* **WHAT IS ASKED**:
Write out all the lines again, precisely as they stand, but without the images.

(Dataset records)
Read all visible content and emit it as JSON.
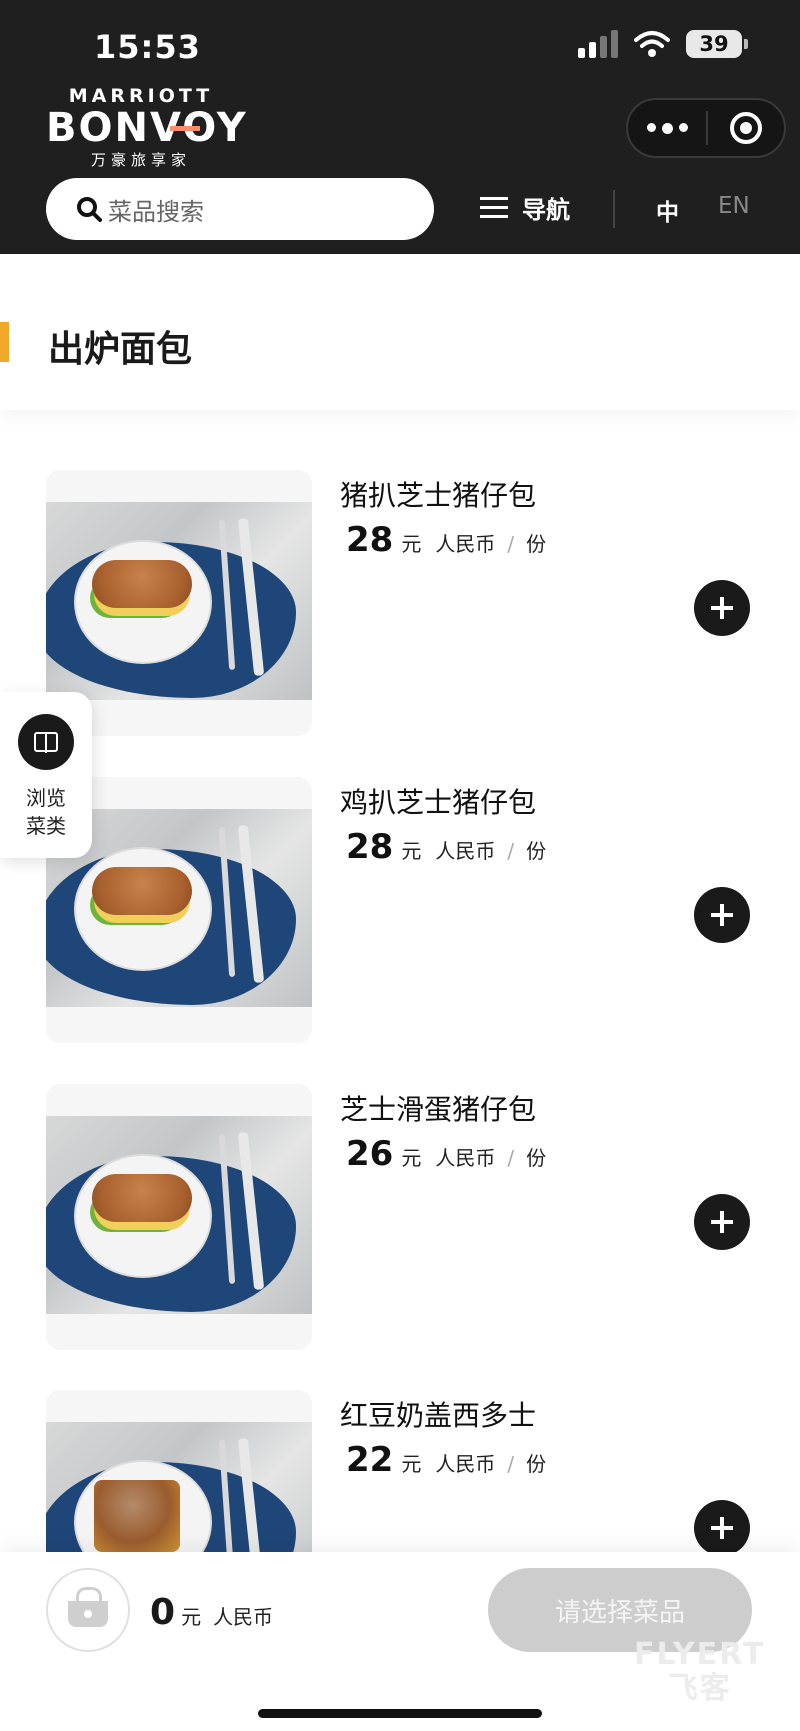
{
  "status_bar": {
    "time": "15:53",
    "battery": "39"
  },
  "brand": {
    "line1": "MARRIOTT",
    "line2": "BONVOY",
    "line3": "万豪旅享家"
  },
  "search": {
    "placeholder": "菜品搜索"
  },
  "nav": {
    "label": "导航"
  },
  "language": {
    "zh": "中",
    "en": "EN"
  },
  "category": {
    "title": "出炉面包",
    "accent_color": "#f0a72a"
  },
  "menu_items": [
    {
      "name": "猪扒芝士猪仔包",
      "price": "28",
      "unit": "元",
      "currency": "人民币",
      "slash": "/",
      "per": "份",
      "photo": "sandwich"
    },
    {
      "name": "鸡扒芝士猪仔包",
      "price": "28",
      "unit": "元",
      "currency": "人民币",
      "slash": "/",
      "per": "份",
      "photo": "sandwich"
    },
    {
      "name": "芝士滑蛋猪仔包",
      "price": "26",
      "unit": "元",
      "currency": "人民币",
      "slash": "/",
      "per": "份",
      "photo": "sandwich"
    },
    {
      "name": "红豆奶盖西多士",
      "price": "22",
      "unit": "元",
      "currency": "人民币",
      "slash": "/",
      "per": "份",
      "photo": "toast"
    }
  ],
  "browse": {
    "label_line1": "浏览",
    "label_line2": "菜类",
    "icon": "book-icon"
  },
  "cart": {
    "total": "0",
    "unit": "元",
    "currency": "人民币",
    "icon": "basket-icon"
  },
  "checkout": {
    "label": "请选择菜品"
  },
  "watermark": {
    "line1": "FLYERT",
    "line2": "飞客"
  },
  "colors": {
    "header_bg": "#1f1f1f",
    "button_dark": "#1a1a1a",
    "checkout_disabled": "#cdcdcd"
  }
}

* **RESPONSE**:
Read all visible content and emit it as JSON.
{
  "status_bar": {
    "time": "15:53",
    "battery": "39"
  },
  "brand": {
    "line1": "MARRIOTT",
    "line2": "BONVOY",
    "line3": "万豪旅享家"
  },
  "search": {
    "placeholder": "菜品搜索"
  },
  "nav": {
    "label": "导航"
  },
  "language": {
    "zh": "中",
    "en": "EN"
  },
  "category": {
    "title": "出炉面包",
    "accent_color": "#f0a72a"
  },
  "menu_items": [
    {
      "name": "猪扒芝士猪仔包",
      "price": "28",
      "unit": "元",
      "currency": "人民币",
      "slash": "/",
      "per": "份",
      "photo": "sandwich"
    },
    {
      "name": "鸡扒芝士猪仔包",
      "price": "28",
      "unit": "元",
      "currency": "人民币",
      "slash": "/",
      "per": "份",
      "photo": "sandwich"
    },
    {
      "name": "芝士滑蛋猪仔包",
      "price": "26",
      "unit": "元",
      "currency": "人民币",
      "slash": "/",
      "per": "份",
      "photo": "sandwich"
    },
    {
      "name": "红豆奶盖西多士",
      "price": "22",
      "unit": "元",
      "currency": "人民币",
      "slash": "/",
      "per": "份",
      "photo": "toast"
    }
  ],
  "browse": {
    "label_line1": "浏览",
    "label_line2": "菜类",
    "icon": "book-icon"
  },
  "cart": {
    "total": "0",
    "unit": "元",
    "currency": "人民币",
    "icon": "basket-icon"
  },
  "checkout": {
    "label": "请选择菜品"
  },
  "watermark": {
    "line1": "FLYERT",
    "line2": "飞客"
  },
  "colors": {
    "header_bg": "#1f1f1f",
    "button_dark": "#1a1a1a",
    "checkout_disabled": "#cdcdcd"
  }
}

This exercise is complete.